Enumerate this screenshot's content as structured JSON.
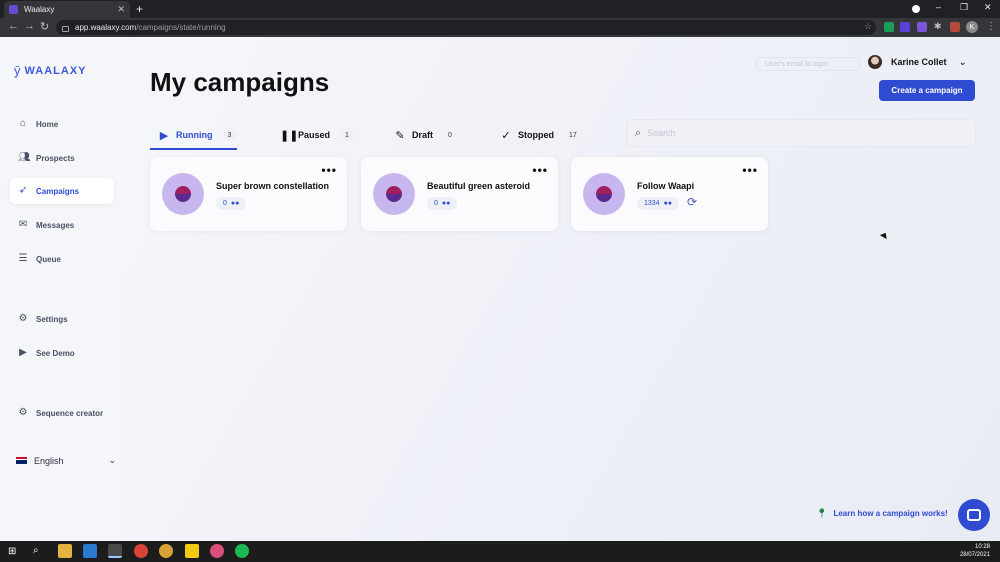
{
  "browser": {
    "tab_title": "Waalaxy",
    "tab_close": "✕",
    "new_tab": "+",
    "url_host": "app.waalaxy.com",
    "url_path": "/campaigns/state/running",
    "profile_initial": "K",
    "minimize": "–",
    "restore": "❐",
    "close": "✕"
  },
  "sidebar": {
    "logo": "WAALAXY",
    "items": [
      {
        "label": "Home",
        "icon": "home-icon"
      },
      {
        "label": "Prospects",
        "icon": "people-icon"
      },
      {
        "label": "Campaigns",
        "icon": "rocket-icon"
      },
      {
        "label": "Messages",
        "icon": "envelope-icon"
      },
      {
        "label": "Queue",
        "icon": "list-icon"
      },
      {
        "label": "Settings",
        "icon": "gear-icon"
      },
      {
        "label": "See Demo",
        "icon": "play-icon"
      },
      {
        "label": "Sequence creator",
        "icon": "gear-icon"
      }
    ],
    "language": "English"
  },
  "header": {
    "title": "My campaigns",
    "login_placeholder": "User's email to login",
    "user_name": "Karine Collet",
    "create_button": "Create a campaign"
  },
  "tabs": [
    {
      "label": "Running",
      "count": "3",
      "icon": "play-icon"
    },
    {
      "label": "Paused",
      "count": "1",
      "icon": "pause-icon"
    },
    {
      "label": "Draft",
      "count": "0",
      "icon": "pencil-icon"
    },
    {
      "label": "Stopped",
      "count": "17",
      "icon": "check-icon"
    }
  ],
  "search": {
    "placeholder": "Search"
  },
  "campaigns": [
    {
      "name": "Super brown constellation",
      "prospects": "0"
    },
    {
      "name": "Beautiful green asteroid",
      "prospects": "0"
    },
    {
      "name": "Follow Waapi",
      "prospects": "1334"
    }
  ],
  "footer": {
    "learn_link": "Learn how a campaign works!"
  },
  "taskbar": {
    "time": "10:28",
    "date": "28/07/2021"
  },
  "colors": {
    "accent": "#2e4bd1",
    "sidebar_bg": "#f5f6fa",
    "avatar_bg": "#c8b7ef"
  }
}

★ ★ ★ ★

Reproduce the data word for word, excluding its pictures.

## The result:
Enumerate this screenshot's content as structured JSON.
{
  "browser": {
    "tab_title": "Waalaxy",
    "tab_close": "✕",
    "new_tab": "+",
    "url_host": "app.waalaxy.com",
    "url_path": "/campaigns/state/running",
    "profile_initial": "K",
    "minimize": "–",
    "restore": "❐",
    "close": "✕"
  },
  "sidebar": {
    "logo": "WAALAXY",
    "items": [
      {
        "label": "Home",
        "icon": "home-icon"
      },
      {
        "label": "Prospects",
        "icon": "people-icon"
      },
      {
        "label": "Campaigns",
        "icon": "rocket-icon"
      },
      {
        "label": "Messages",
        "icon": "envelope-icon"
      },
      {
        "label": "Queue",
        "icon": "list-icon"
      },
      {
        "label": "Settings",
        "icon": "gear-icon"
      },
      {
        "label": "See Demo",
        "icon": "play-icon"
      },
      {
        "label": "Sequence creator",
        "icon": "gear-icon"
      }
    ],
    "language": "English"
  },
  "header": {
    "title": "My campaigns",
    "login_placeholder": "User's email to login",
    "user_name": "Karine Collet",
    "create_button": "Create a campaign"
  },
  "tabs": [
    {
      "label": "Running",
      "count": "3",
      "icon": "play-icon"
    },
    {
      "label": "Paused",
      "count": "1",
      "icon": "pause-icon"
    },
    {
      "label": "Draft",
      "count": "0",
      "icon": "pencil-icon"
    },
    {
      "label": "Stopped",
      "count": "17",
      "icon": "check-icon"
    }
  ],
  "search": {
    "placeholder": "Search"
  },
  "campaigns": [
    {
      "name": "Super brown constellation",
      "prospects": "0"
    },
    {
      "name": "Beautiful green asteroid",
      "prospects": "0"
    },
    {
      "name": "Follow Waapi",
      "prospects": "1334"
    }
  ],
  "footer": {
    "learn_link": "Learn how a campaign works!"
  },
  "taskbar": {
    "time": "10:28",
    "date": "28/07/2021"
  },
  "colors": {
    "accent": "#2e4bd1",
    "sidebar_bg": "#f5f6fa",
    "avatar_bg": "#c8b7ef"
  }
}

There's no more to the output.